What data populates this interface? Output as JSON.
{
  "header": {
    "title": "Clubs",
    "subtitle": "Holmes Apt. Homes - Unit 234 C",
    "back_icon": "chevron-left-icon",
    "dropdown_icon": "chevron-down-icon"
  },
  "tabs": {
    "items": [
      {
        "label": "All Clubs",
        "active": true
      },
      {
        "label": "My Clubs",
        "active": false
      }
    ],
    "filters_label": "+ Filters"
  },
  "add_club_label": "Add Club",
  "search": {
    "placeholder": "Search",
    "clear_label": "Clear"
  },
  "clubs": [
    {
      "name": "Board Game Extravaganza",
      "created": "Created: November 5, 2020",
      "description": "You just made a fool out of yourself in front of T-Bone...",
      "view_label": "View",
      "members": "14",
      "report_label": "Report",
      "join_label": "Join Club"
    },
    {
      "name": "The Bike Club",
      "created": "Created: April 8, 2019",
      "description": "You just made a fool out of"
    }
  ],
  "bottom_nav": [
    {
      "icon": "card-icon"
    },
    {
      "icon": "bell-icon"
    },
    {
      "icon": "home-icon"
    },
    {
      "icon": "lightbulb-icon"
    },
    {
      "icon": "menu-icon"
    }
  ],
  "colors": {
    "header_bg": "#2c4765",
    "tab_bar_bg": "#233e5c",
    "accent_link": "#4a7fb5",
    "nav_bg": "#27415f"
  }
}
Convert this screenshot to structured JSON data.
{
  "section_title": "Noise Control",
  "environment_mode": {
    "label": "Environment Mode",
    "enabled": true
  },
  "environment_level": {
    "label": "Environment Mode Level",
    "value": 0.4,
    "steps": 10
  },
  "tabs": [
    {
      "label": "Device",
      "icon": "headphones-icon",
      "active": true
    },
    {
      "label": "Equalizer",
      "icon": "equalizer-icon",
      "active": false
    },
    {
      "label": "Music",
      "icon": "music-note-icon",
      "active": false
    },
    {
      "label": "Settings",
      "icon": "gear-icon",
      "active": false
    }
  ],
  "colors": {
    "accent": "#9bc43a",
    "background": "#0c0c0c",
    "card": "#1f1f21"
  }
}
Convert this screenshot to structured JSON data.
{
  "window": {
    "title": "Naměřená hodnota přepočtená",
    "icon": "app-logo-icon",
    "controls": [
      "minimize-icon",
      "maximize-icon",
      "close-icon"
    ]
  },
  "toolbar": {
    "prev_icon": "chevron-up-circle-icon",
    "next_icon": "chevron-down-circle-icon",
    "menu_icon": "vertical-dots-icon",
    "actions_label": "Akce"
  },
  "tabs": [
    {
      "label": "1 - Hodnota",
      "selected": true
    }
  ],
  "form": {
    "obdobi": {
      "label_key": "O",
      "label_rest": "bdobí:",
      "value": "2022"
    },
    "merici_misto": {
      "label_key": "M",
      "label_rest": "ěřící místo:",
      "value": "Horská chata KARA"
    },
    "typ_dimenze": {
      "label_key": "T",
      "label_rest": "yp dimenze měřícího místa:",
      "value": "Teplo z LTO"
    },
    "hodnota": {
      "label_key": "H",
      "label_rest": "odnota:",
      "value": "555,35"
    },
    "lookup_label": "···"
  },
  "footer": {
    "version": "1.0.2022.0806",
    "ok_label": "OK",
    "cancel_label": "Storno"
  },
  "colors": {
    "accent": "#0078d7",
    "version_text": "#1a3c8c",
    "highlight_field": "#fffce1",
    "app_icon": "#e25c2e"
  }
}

+ + + + + + +

→ Work to do
Reproduce every line of the data verbatim.

→ Task response
What data populates this interface? Output as JSON.
{
  "header": {
    "title": "Clubs",
    "subtitle": "Holmes Apt. Homes - Unit 234 C",
    "back_icon": "chevron-left-icon",
    "dropdown_icon": "chevron-down-icon"
  },
  "tabs": {
    "items": [
      {
        "label": "All Clubs",
        "active": true
      },
      {
        "label": "My Clubs",
        "active": false
      }
    ],
    "filters_label": "+ Filters"
  },
  "add_club_label": "Add Club",
  "search": {
    "placeholder": "Search",
    "clear_label": "Clear"
  },
  "clubs": [
    {
      "name": "Board Game Extravaganza",
      "created": "Created: November 5, 2020",
      "description": "You just made a fool out of yourself in front of T-Bone...",
      "view_label": "View",
      "members": "14",
      "report_label": "Report",
      "join_label": "Join Club"
    },
    {
      "name": "The Bike Club",
      "created": "Created: April 8, 2019",
      "description": "You just made a fool out of"
    }
  ],
  "bottom_nav": [
    {
      "icon": "card-icon"
    },
    {
      "icon": "bell-icon"
    },
    {
      "icon": "home-icon"
    },
    {
      "icon": "lightbulb-icon"
    },
    {
      "icon": "menu-icon"
    }
  ],
  "colors": {
    "header_bg": "#2c4765",
    "tab_bar_bg": "#233e5c",
    "accent_link": "#4a7fb5",
    "nav_bg": "#27415f"
  }
}
Convert this screenshot to structured JSON data.
{
  "section_title": "Noise Control",
  "environment_mode": {
    "label": "Environment Mode",
    "enabled": true
  },
  "environment_level": {
    "label": "Environment Mode Level",
    "value": 0.4,
    "steps": 10
  },
  "tabs": [
    {
      "label": "Device",
      "icon": "headphones-icon",
      "active": true
    },
    {
      "label": "Equalizer",
      "icon": "equalizer-icon",
      "active": false
    },
    {
      "label": "Music",
      "icon": "music-note-icon",
      "active": false
    },
    {
      "label": "Settings",
      "icon": "gear-icon",
      "active": false
    }
  ],
  "colors": {
    "accent": "#9bc43a",
    "background": "#0c0c0c",
    "card": "#1f1f21"
  }
}
Convert this screenshot to structured JSON data.
{
  "window": {
    "title": "Naměřená hodnota přepočtená",
    "icon": "app-logo-icon",
    "controls": [
      "minimize-icon",
      "maximize-icon",
      "close-icon"
    ]
  },
  "toolbar": {
    "prev_icon": "chevron-up-circle-icon",
    "next_icon": "chevron-down-circle-icon",
    "menu_icon": "vertical-dots-icon",
    "actions_label": "Akce"
  },
  "tabs": [
    {
      "label": "1 - Hodnota",
      "selected": true
    }
  ],
  "form": {
    "obdobi": {
      "label_key": "O",
      "label_rest": "bdobí:",
      "value": "2022"
    },
    "merici_misto": {
      "label_key": "M",
      "label_rest": "ěřící místo:",
      "value": "Horská chata KARA"
    },
    "typ_dimenze": {
      "label_key": "T",
      "label_rest": "yp dimenze měřícího místa:",
      "value": "Teplo z LTO"
    },
    "hodnota": {
      "label_key": "H",
      "label_rest": "odnota:",
      "value": "555,35"
    },
    "lookup_label": "···"
  },
  "footer": {
    "version": "1.0.2022.0806",
    "ok_label": "OK",
    "cancel_label": "Storno"
  },
  "colors": {
    "accent": "#0078d7",
    "version_text": "#1a3c8c",
    "highlight_field": "#fffce1",
    "app_icon": "#e25c2e"
  }
}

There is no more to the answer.